* EXERCISE PROMPT: Check each line of the records below and collect those that include the word "JSON".

==================================================

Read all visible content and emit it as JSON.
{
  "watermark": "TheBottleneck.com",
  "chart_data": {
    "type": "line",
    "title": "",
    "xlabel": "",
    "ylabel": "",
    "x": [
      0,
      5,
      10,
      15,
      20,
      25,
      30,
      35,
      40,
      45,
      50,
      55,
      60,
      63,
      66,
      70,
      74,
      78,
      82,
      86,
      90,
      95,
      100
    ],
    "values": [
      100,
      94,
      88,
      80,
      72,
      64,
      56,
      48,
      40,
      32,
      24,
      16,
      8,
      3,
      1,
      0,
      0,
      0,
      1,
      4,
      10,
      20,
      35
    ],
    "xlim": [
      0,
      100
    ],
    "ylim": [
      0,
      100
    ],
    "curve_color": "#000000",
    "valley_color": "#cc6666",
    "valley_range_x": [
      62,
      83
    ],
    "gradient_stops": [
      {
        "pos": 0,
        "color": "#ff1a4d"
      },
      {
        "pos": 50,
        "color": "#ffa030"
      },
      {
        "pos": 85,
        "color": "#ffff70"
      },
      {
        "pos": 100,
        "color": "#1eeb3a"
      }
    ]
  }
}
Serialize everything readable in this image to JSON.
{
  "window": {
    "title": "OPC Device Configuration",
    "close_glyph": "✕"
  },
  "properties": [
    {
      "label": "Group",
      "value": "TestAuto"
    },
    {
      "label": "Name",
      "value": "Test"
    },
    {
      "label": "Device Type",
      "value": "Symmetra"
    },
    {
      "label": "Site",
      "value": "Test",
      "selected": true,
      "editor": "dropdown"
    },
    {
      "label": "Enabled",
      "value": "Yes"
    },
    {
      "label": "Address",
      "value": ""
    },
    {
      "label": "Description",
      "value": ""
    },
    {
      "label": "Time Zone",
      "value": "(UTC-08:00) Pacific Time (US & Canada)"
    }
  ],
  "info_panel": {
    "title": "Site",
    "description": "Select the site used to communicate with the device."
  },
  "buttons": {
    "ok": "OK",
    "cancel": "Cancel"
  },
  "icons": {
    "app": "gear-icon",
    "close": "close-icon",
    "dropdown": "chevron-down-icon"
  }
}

==================================================

* SOLUTION TO THIS PROBLEM:
Read all visible content and emit it as JSON.
Serialize everything readable in this image to JSON.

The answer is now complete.